(A run of records)
::::::
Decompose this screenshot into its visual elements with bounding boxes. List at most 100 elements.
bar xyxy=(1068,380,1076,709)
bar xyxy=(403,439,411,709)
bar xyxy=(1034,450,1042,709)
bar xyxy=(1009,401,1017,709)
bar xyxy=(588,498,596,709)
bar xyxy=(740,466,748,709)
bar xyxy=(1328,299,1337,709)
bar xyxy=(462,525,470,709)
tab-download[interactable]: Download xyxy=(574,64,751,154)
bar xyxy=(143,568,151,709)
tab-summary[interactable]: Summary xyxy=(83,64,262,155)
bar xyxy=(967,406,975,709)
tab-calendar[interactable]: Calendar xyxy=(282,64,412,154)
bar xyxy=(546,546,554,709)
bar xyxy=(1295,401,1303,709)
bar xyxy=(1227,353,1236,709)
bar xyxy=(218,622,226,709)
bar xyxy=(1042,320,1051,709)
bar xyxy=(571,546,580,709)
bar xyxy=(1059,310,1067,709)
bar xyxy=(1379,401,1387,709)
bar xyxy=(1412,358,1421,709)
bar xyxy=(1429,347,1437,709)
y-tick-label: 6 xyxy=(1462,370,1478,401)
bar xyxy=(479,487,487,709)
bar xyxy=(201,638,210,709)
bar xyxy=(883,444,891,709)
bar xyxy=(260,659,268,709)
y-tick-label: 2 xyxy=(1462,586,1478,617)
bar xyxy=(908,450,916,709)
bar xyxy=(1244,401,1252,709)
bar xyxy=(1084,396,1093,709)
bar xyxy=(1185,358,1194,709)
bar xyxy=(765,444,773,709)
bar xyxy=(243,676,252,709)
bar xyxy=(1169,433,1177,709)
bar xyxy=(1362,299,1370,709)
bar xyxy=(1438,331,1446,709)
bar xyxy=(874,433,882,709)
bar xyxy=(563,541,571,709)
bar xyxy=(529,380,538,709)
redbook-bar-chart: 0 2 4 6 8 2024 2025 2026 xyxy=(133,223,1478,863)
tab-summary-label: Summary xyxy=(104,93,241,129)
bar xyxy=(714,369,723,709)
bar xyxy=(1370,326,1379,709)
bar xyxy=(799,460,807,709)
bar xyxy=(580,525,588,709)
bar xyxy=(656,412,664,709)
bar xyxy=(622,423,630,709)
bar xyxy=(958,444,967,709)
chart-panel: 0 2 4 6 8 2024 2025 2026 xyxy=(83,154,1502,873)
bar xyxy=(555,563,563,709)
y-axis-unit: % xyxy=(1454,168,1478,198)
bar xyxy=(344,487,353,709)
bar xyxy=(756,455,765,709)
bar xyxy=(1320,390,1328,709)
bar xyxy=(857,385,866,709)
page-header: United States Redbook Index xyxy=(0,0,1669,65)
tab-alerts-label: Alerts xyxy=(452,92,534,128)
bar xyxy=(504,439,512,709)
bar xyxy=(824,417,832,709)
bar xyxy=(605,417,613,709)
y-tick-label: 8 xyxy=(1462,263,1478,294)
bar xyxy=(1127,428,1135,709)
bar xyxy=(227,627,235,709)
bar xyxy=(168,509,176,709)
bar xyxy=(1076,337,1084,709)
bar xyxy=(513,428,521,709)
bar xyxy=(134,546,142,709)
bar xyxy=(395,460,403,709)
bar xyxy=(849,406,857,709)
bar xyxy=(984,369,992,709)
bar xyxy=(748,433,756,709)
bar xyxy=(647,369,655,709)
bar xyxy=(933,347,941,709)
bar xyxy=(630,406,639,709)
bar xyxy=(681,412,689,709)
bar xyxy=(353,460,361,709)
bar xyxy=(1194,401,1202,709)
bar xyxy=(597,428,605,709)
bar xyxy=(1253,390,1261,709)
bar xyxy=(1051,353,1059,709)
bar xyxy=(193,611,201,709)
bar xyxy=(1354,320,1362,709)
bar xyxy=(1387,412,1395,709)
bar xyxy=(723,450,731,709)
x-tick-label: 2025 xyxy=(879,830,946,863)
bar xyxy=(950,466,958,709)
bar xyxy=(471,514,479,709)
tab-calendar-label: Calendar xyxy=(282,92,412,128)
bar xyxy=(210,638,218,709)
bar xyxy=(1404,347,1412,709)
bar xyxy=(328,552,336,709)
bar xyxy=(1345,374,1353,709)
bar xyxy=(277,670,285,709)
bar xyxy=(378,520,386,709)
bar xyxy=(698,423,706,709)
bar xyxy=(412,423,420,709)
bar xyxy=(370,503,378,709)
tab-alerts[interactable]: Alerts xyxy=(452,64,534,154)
::::::
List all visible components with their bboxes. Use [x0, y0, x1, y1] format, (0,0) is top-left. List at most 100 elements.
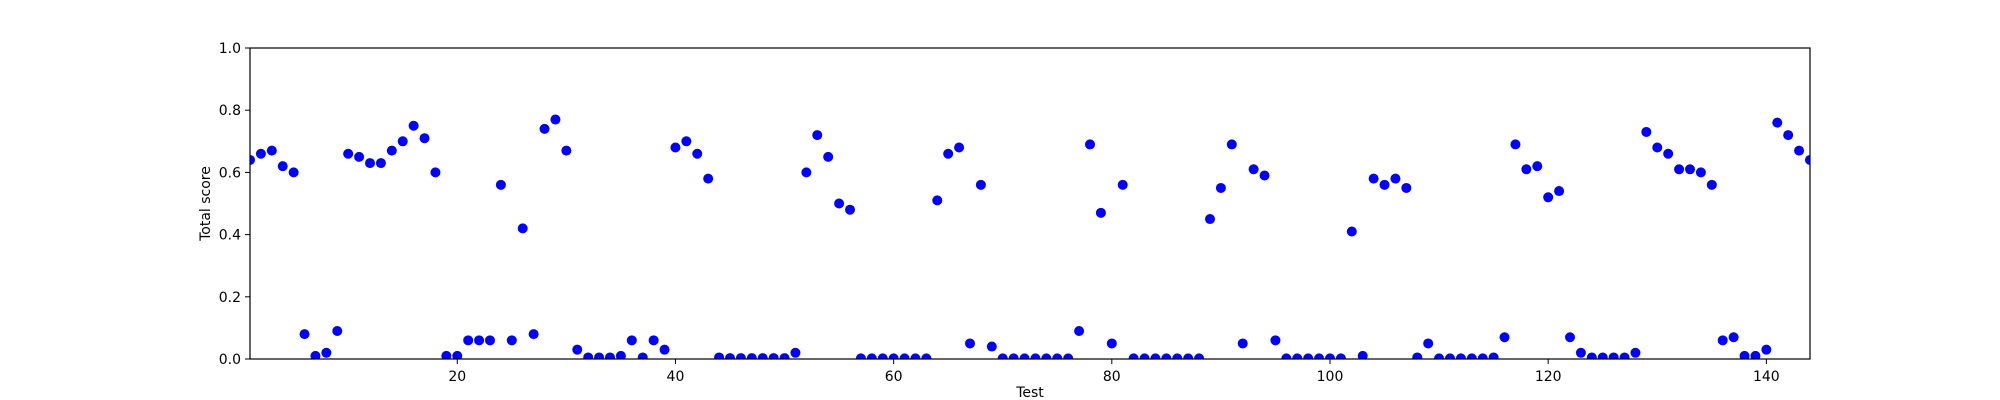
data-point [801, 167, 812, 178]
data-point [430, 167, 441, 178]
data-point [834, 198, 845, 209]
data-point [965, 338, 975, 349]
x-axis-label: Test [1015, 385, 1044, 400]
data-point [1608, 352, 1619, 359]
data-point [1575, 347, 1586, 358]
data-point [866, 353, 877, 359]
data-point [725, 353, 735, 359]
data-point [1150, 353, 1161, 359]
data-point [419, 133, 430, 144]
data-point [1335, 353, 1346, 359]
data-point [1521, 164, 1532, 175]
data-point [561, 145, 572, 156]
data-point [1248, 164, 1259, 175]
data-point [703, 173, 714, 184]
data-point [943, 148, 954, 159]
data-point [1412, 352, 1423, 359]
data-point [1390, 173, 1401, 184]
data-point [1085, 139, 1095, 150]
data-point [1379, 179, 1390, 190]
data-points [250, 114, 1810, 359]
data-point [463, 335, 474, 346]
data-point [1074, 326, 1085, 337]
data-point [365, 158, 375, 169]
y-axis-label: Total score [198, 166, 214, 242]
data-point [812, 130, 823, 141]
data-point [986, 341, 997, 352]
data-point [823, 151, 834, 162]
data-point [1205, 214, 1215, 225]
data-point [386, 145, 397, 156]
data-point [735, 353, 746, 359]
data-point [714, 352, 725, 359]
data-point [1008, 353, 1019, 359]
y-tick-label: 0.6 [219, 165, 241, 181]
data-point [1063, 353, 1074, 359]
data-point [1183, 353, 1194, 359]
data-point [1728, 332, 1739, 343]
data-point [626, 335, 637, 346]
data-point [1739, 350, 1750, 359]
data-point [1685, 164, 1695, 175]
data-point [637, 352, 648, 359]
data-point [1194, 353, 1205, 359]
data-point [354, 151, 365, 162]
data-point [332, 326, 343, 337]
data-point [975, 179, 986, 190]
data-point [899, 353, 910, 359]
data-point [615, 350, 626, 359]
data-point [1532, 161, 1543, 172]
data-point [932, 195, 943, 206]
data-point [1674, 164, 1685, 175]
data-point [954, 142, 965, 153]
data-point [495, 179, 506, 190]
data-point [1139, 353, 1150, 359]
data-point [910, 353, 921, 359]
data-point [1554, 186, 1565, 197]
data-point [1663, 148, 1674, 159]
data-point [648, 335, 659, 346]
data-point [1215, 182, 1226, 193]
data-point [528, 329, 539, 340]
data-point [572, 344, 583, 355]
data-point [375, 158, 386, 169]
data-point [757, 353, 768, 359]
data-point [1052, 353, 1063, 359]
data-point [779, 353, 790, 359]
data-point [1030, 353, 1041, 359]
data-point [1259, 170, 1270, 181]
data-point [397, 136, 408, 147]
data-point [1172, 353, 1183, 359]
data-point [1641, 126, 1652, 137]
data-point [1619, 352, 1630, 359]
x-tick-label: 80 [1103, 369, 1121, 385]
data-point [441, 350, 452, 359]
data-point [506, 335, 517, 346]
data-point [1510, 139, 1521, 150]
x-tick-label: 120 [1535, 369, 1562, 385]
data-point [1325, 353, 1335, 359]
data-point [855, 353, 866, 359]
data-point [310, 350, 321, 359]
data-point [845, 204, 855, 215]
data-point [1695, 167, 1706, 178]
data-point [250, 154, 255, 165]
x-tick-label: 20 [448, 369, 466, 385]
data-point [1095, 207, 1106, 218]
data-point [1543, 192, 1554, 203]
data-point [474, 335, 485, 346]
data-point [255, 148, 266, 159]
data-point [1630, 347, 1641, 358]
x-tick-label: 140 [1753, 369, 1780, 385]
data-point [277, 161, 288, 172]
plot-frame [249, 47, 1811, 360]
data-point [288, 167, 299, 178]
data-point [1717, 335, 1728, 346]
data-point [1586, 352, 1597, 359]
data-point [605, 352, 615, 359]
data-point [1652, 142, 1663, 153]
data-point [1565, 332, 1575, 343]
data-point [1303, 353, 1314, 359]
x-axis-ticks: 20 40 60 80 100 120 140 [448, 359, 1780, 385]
::::::
**Exercise aim**
Rewrite the records as a numbered list, from the line with "data-point [801, 167, 812, 178]" to the line with "data-point [528, 329, 539, 340]", both included, and leave out any blank lines.

**Worked answer**
1. data-point [801, 167, 812, 178]
2. data-point [430, 167, 441, 178]
3. data-point [834, 198, 845, 209]
4. data-point [965, 338, 975, 349]
5. x-axis-label: Test [1015, 385, 1044, 400]
6. data-point [1608, 352, 1619, 359]
7. data-point [1575, 347, 1586, 358]
8. data-point [866, 353, 877, 359]
9. data-point [725, 353, 735, 359]
10. data-point [1150, 353, 1161, 359]
11. data-point [419, 133, 430, 144]
12. data-point [1335, 353, 1346, 359]
13. data-point [1521, 164, 1532, 175]
14. data-point [561, 145, 572, 156]
15. data-point [1248, 164, 1259, 175]
16. data-point [703, 173, 714, 184]
17. data-point [943, 148, 954, 159]
18. data-point [1412, 352, 1423, 359]
19. data-point [1390, 173, 1401, 184]
20. data-point [1085, 139, 1095, 150]
21. data-point [1379, 179, 1390, 190]
22. data-points [250, 114, 1810, 359]
23. data-point [463, 335, 474, 346]
24. data-point [1074, 326, 1085, 337]
25. data-point [365, 158, 375, 169]
26. y-axis-label: Total score [198, 166, 214, 242]
27. data-point [812, 130, 823, 141]
28. data-point [986, 341, 997, 352]
29. data-point [823, 151, 834, 162]
30. data-point [1205, 214, 1215, 225]
31. data-point [386, 145, 397, 156]
32. data-point [735, 353, 746, 359]
33. data-point [714, 352, 725, 359]
34. data-point [1008, 353, 1019, 359]
35. y-tick-label: 0.6 [219, 165, 241, 181]
36. data-point [1063, 353, 1074, 359]
37. data-point [1183, 353, 1194, 359]
38. data-point [1728, 332, 1739, 343]
39. data-point [626, 335, 637, 346]
40. data-point [1739, 350, 1750, 359]
41. data-point [1685, 164, 1695, 175]
42. data-point [637, 352, 648, 359]
43. data-point [1194, 353, 1205, 359]
44. data-point [354, 151, 365, 162]
45. data-point [332, 326, 343, 337]
46. data-point [975, 179, 986, 190]
47. data-point [899, 353, 910, 359]
48. data-point [615, 350, 626, 359]
49. data-point [1532, 161, 1543, 172]
50. data-point [932, 195, 943, 206]
51. data-point [1674, 164, 1685, 175]
52. data-point [954, 142, 965, 153]
53. data-point [495, 179, 506, 190]
54. data-point [1139, 353, 1150, 359]
55. data-point [910, 353, 921, 359]
56. data-point [1554, 186, 1565, 197]
57. data-point [1663, 148, 1674, 159]
58. data-point [648, 335, 659, 346]
59. data-point [1215, 182, 1226, 193]
60. data-point [528, 329, 539, 340]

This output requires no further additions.